DIRECTIVE:
Report the count of lines where the string "Traz" appears, and nothing else.

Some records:

──────────────────────────────

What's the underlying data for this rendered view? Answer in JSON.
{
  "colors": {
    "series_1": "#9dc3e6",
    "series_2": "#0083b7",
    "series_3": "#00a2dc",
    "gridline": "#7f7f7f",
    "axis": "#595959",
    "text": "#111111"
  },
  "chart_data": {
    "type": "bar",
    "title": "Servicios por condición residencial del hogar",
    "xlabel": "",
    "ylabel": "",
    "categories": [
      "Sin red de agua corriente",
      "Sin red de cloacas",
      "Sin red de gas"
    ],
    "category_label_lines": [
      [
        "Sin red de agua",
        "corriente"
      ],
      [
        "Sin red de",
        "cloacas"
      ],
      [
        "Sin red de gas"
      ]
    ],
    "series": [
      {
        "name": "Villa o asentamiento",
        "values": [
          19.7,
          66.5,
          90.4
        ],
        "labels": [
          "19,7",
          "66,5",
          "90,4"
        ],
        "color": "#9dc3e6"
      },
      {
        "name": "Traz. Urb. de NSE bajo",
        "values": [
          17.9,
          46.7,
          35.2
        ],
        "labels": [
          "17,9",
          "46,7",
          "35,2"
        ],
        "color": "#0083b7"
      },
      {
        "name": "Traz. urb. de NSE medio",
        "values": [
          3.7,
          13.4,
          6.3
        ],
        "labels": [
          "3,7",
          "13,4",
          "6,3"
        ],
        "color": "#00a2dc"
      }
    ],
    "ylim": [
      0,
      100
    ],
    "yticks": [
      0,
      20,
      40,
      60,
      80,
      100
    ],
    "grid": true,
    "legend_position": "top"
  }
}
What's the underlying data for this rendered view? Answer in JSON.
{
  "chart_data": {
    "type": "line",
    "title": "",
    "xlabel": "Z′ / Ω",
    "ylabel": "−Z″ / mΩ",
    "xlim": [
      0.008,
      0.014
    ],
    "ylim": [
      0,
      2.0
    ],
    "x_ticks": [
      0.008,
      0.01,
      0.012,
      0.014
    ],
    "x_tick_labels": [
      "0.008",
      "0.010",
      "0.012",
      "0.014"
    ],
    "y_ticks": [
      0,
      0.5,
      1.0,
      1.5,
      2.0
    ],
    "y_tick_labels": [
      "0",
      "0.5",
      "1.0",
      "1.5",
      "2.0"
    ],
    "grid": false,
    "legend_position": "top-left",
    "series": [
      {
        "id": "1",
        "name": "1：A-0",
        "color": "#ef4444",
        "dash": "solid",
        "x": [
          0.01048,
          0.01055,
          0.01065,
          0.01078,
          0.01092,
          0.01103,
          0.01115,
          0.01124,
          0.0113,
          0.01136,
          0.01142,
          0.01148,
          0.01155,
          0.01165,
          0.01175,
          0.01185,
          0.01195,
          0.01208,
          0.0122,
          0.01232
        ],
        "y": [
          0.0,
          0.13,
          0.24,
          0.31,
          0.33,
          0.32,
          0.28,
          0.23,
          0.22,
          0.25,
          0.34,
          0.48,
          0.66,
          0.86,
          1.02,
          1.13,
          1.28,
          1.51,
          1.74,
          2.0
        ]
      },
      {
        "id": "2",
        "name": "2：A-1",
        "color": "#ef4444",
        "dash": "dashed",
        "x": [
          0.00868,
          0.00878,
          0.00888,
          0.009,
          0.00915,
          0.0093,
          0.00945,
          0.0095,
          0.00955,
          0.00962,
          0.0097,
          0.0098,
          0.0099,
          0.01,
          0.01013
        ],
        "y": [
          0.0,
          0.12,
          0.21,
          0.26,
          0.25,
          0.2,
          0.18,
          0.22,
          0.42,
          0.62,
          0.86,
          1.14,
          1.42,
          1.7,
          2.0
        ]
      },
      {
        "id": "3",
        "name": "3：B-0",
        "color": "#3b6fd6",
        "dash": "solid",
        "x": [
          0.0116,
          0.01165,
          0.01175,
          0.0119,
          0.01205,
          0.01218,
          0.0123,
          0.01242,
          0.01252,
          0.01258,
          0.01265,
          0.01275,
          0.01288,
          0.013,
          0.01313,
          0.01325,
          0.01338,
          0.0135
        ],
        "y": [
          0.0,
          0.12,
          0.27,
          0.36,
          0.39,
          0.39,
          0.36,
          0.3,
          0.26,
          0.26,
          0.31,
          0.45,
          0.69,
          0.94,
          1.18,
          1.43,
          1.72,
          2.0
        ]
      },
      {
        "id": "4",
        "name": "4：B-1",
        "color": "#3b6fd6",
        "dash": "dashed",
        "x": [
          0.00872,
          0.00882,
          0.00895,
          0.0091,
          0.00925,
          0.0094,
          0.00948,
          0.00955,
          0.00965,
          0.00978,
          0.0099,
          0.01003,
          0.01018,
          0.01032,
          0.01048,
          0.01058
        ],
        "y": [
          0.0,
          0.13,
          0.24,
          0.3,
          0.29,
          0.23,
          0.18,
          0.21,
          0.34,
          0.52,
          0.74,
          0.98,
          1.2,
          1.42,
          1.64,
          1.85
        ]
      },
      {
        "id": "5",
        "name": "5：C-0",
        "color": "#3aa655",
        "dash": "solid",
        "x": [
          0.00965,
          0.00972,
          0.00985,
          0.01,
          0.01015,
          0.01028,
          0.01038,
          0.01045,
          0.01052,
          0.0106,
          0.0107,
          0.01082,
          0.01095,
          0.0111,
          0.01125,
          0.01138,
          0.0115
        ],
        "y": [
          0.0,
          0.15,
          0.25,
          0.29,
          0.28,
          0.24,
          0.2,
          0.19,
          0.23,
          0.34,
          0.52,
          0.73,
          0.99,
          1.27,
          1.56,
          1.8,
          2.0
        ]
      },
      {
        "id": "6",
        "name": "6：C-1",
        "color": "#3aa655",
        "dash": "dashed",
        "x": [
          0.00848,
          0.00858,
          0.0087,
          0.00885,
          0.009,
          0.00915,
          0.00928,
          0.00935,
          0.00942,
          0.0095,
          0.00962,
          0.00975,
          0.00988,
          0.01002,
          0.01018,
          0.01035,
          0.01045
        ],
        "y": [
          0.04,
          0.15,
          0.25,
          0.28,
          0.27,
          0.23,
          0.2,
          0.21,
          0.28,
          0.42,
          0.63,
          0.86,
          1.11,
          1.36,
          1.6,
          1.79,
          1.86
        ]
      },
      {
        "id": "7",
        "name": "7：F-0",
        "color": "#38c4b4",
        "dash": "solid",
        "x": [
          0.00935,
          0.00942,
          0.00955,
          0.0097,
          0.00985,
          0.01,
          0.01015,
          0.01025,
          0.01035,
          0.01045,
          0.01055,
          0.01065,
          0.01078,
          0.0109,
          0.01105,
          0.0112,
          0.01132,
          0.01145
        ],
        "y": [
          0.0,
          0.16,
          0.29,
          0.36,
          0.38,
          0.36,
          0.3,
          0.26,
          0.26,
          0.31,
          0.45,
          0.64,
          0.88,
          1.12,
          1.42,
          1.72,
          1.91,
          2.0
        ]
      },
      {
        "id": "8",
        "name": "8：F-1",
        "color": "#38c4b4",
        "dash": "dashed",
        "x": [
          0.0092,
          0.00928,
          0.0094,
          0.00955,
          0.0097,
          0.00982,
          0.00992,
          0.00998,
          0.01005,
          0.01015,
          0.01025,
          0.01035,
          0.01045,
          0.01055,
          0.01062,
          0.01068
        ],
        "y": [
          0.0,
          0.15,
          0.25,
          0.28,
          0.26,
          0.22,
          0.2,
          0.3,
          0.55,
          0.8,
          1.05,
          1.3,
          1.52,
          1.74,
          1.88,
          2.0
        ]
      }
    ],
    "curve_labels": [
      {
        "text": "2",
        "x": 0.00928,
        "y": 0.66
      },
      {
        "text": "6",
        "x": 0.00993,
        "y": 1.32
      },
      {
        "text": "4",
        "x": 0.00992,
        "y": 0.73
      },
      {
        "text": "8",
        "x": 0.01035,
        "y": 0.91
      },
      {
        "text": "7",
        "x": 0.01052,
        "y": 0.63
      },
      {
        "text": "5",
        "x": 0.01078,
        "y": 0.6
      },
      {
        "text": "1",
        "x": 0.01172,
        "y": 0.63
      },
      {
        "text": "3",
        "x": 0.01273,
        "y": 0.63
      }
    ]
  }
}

──────────────────────────────

EXERCISE RESPONSE:
2